◆ **What to do**
Find how many lines in the data below include the word "this", then write only that number.

◆ **Records supplied**
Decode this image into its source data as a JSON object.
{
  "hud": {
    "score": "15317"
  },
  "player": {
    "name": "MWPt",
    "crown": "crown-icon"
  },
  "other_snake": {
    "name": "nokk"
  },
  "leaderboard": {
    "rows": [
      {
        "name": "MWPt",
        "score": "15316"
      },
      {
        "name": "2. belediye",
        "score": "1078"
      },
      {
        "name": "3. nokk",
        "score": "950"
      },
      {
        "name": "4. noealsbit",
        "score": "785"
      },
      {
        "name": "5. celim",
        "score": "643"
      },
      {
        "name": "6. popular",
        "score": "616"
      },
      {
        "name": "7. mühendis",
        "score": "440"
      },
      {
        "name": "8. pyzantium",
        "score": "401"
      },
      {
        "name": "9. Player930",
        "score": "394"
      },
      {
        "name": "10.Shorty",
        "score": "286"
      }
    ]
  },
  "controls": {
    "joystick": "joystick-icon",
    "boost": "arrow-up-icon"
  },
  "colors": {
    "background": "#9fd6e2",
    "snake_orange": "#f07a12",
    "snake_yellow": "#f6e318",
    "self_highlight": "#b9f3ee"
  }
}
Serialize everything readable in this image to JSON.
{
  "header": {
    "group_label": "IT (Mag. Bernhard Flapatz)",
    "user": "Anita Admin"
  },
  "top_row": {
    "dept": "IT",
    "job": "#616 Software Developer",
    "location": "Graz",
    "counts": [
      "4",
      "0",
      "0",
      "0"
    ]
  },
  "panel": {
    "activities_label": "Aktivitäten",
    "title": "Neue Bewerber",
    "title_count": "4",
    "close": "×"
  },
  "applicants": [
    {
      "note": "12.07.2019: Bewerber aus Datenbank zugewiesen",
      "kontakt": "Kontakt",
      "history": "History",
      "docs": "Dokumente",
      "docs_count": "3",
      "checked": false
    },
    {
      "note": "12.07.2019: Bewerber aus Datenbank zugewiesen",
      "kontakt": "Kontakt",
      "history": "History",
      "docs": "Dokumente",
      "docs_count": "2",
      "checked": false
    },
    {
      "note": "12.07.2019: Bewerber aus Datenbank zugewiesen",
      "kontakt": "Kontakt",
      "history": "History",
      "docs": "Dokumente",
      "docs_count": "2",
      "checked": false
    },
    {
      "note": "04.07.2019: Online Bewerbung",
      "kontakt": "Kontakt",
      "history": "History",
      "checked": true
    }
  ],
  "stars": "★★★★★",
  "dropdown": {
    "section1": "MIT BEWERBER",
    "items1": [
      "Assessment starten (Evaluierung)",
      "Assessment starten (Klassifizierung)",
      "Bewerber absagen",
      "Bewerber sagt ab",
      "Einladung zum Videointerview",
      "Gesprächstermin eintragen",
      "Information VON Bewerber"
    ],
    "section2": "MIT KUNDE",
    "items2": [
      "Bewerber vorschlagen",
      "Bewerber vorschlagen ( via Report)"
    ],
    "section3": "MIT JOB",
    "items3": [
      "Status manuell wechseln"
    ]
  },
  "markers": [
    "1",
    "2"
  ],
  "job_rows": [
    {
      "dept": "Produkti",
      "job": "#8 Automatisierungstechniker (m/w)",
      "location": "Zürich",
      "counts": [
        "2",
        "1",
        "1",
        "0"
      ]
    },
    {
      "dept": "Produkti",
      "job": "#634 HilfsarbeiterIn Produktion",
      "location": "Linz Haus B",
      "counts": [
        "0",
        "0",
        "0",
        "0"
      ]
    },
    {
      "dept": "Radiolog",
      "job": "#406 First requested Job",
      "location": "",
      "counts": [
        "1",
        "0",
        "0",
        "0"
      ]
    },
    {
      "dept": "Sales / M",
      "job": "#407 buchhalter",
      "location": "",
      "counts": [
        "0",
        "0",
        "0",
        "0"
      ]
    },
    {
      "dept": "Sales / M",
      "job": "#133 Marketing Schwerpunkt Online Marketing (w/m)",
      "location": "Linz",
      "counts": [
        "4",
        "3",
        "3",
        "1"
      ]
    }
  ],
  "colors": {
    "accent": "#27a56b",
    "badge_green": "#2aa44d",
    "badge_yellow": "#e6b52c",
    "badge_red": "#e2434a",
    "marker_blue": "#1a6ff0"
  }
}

◆ **Response to the task**
2